• [INSTRUCTION]: Write the data out again, character for character, with no images.

• [DATA EXCERPTS]:
▼▼▼
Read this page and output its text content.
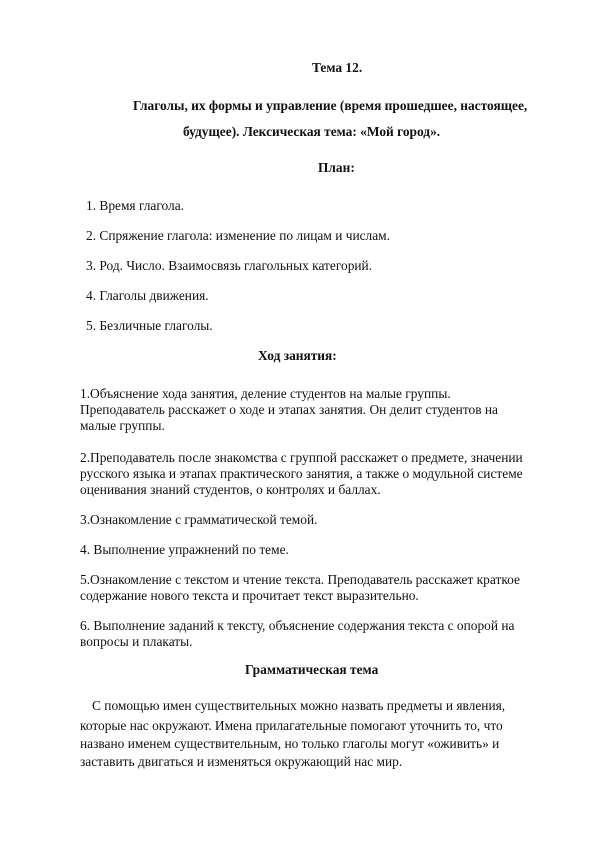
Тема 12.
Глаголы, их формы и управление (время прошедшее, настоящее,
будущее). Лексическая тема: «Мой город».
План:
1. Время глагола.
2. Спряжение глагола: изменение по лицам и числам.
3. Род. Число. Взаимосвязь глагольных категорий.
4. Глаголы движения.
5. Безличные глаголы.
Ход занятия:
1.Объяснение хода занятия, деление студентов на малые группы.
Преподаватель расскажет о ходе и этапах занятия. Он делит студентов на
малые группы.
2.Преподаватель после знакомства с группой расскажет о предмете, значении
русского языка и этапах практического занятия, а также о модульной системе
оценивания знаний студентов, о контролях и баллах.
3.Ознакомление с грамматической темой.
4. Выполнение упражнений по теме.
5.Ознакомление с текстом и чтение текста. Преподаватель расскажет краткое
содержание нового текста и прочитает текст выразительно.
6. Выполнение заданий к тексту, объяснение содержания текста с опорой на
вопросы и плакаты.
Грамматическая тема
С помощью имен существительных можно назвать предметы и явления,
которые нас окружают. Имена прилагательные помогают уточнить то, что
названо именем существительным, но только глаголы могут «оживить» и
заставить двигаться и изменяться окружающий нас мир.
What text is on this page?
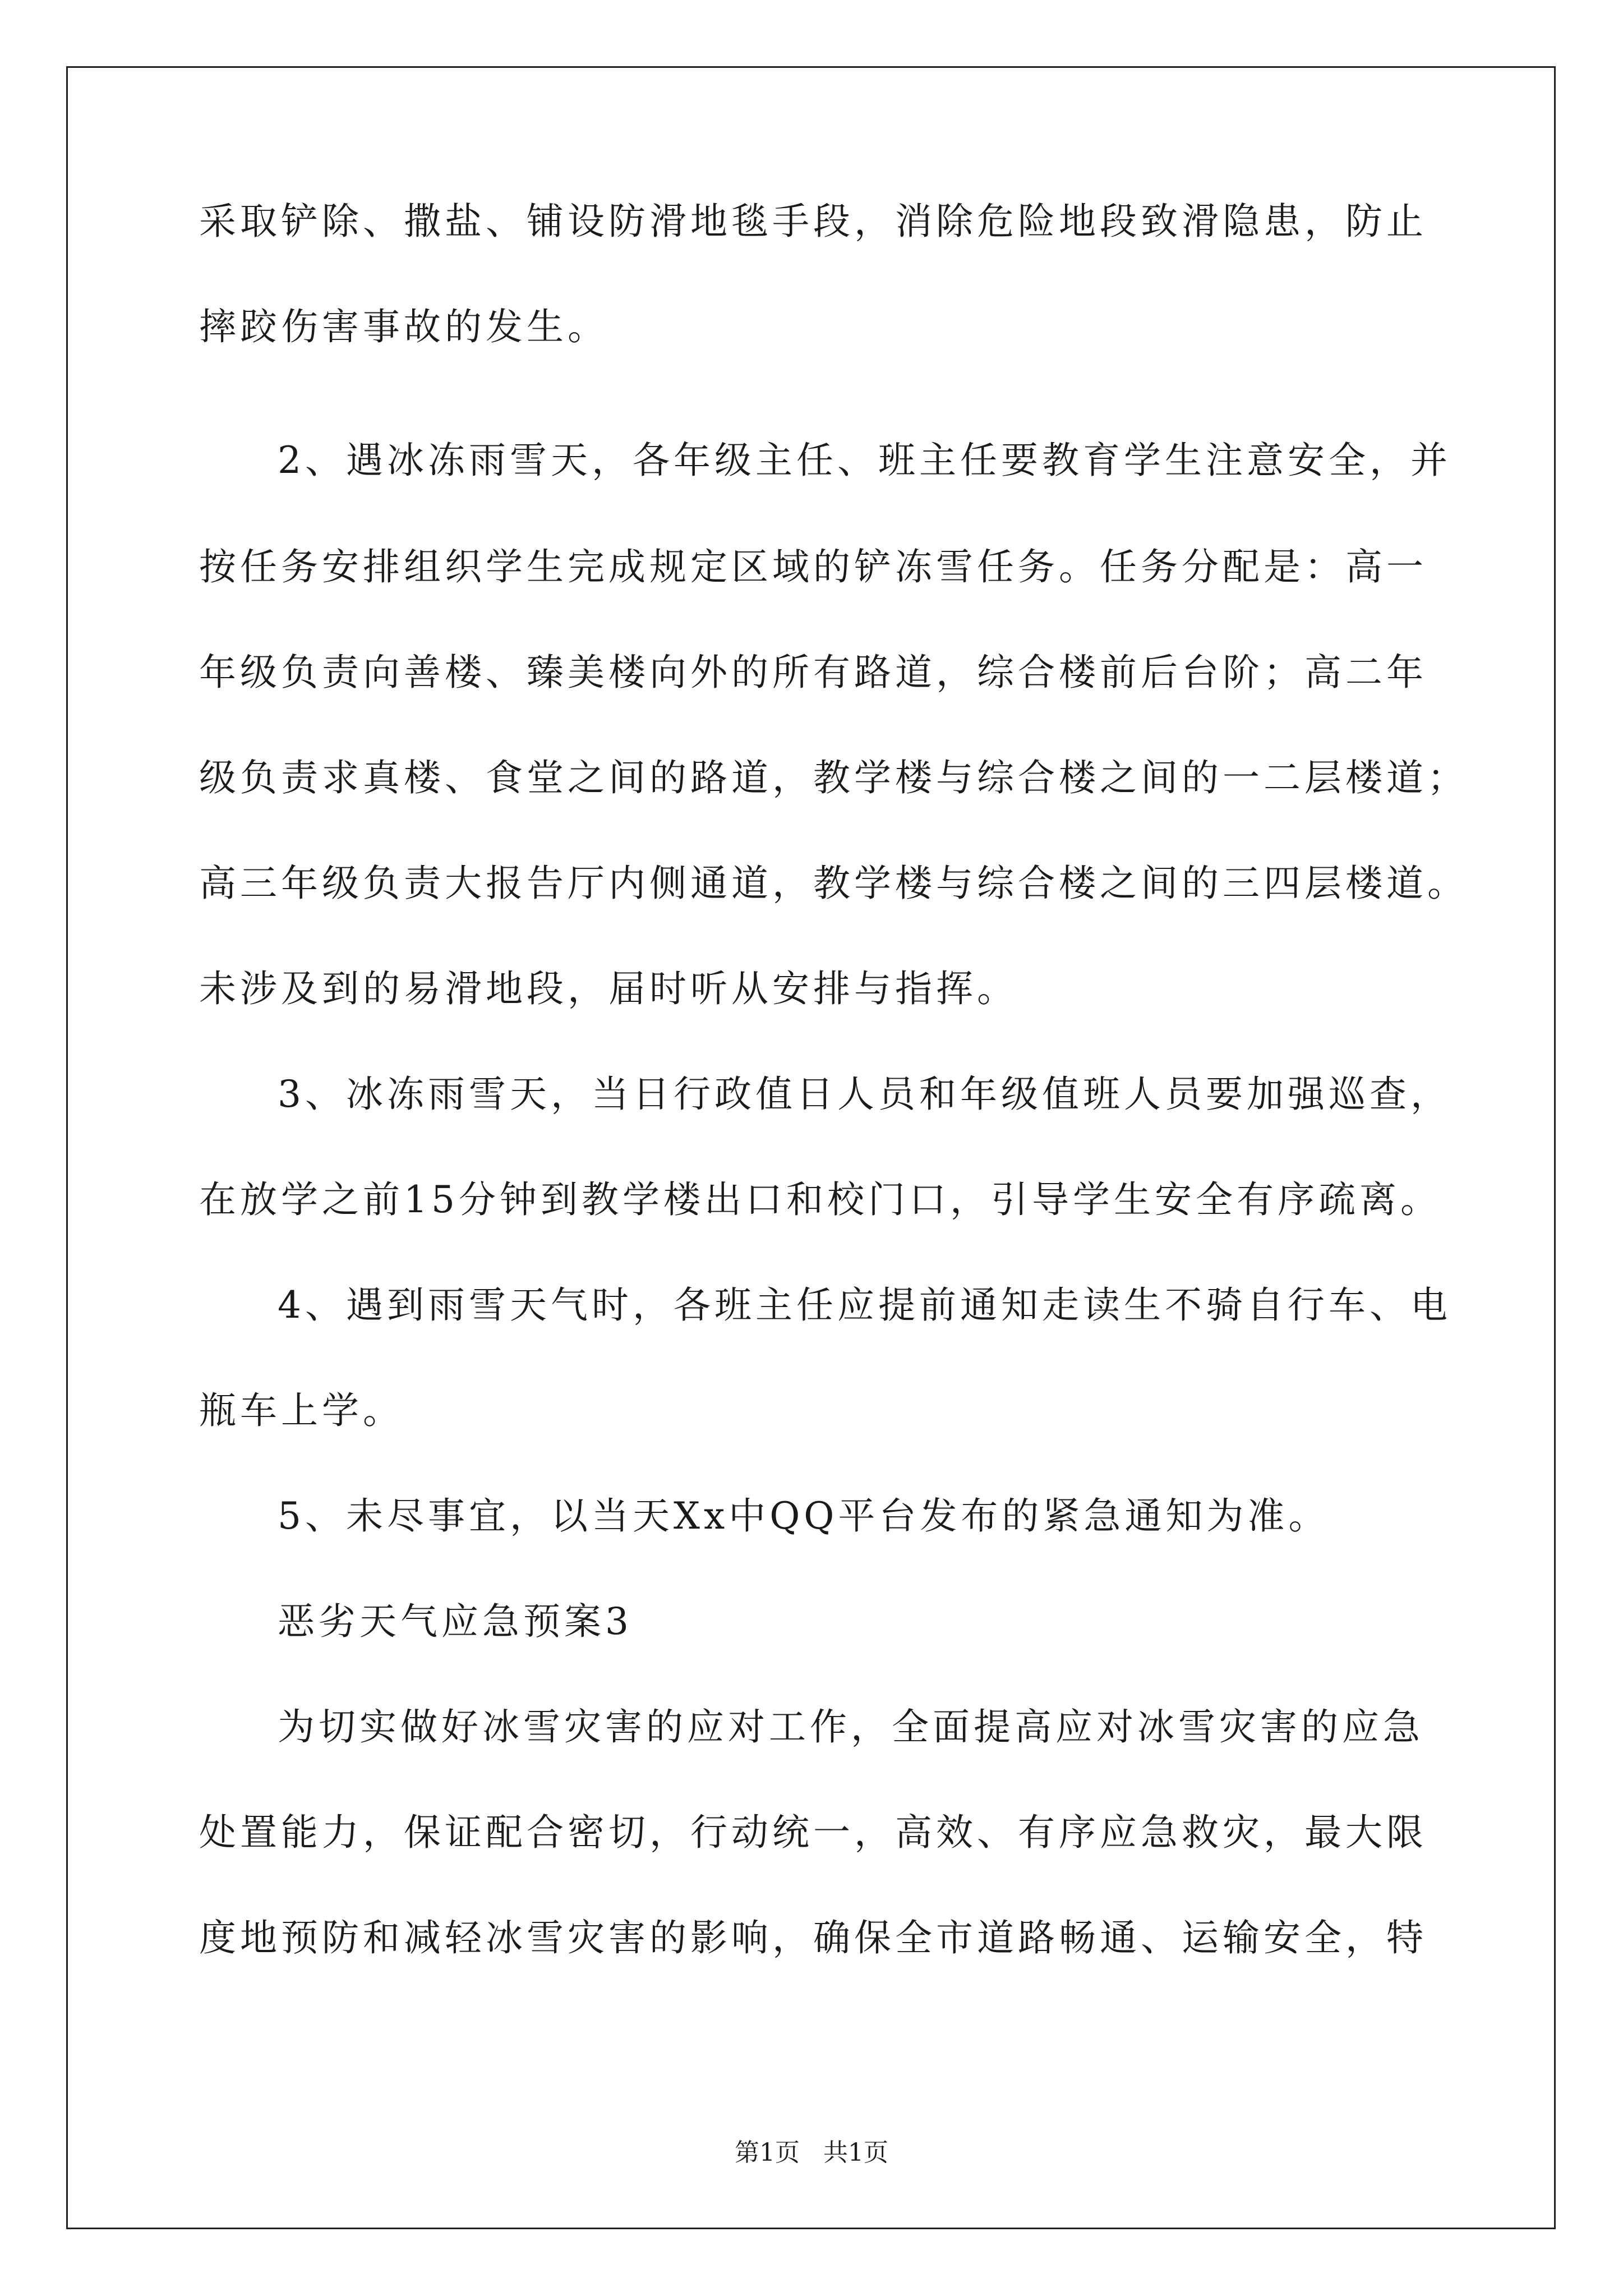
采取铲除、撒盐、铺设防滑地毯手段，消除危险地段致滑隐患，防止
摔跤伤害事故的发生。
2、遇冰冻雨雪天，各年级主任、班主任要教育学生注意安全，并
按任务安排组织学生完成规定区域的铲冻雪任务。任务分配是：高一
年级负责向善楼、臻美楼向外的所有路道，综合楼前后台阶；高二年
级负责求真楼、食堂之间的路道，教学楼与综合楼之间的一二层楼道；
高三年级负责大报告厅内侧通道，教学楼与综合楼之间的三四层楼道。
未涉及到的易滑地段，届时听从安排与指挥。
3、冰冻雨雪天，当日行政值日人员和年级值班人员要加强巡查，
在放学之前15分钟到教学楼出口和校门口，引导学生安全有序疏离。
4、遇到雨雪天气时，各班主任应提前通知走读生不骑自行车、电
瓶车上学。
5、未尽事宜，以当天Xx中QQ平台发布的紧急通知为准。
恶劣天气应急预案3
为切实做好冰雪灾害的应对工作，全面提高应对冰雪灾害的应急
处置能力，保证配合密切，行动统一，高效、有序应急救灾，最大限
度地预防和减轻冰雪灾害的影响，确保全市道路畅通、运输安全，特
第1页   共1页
▲▲▲
• [EXERCISE RESULT]:
Read this page and output its text content.
Тема 12.
Глаголы, их формы и управление (время прошедшее, настоящее,
будущее). Лексическая тема: «Мой город».
План:
1. Время глагола.
2. Спряжение глагола: изменение по лицам и числам.
3. Род. Число. Взаимосвязь глагольных категорий.
4. Глаголы движения.
5. Безличные глаголы.
Ход занятия:
1.Объяснение хода занятия, деление студентов на малые группы.
Преподаватель расскажет о ходе и этапах занятия. Он делит студентов на
малые группы.
2.Преподаватель после знакомства с группой расскажет о предмете, значении
русского языка и этапах практического занятия, а также о модульной системе
оценивания знаний студентов, о контролях и баллах.
3.Ознакомление с грамматической темой.
4. Выполнение упражнений по теме.
5.Ознакомление с текстом и чтение текста. Преподаватель расскажет краткое
содержание нового текста и прочитает текст выразительно.
6. Выполнение заданий к тексту, объяснение содержания текста с опорой на
вопросы и плакаты.
Грамматическая тема
С помощью имен существительных можно назвать предметы и явления,
которые нас окружают. Имена прилагательные помогают уточнить то, что
названо именем существительным, но только глаголы могут «оживить» и
заставить двигаться и изменяться окружающий нас мир.
What text is on this page?
采取铲除、撒盐、铺设防滑地毯手段，消除危险地段致滑隐患，防止
摔跤伤害事故的发生。
2、遇冰冻雨雪天，各年级主任、班主任要教育学生注意安全，并
按任务安排组织学生完成规定区域的铲冻雪任务。任务分配是：高一
年级负责向善楼、臻美楼向外的所有路道，综合楼前后台阶；高二年
级负责求真楼、食堂之间的路道，教学楼与综合楼之间的一二层楼道；
高三年级负责大报告厅内侧通道，教学楼与综合楼之间的三四层楼道。
未涉及到的易滑地段，届时听从安排与指挥。
3、冰冻雨雪天，当日行政值日人员和年级值班人员要加强巡查，
在放学之前15分钟到教学楼出口和校门口，引导学生安全有序疏离。
4、遇到雨雪天气时，各班主任应提前通知走读生不骑自行车、电
瓶车上学。
5、未尽事宜，以当天Xx中QQ平台发布的紧急通知为准。
恶劣天气应急预案3
为切实做好冰雪灾害的应对工作，全面提高应对冰雪灾害的应急
处置能力，保证配合密切，行动统一，高效、有序应急救灾，最大限
度地预防和减轻冰雪灾害的影响，确保全市道路畅通、运输安全，特
第1页   共1页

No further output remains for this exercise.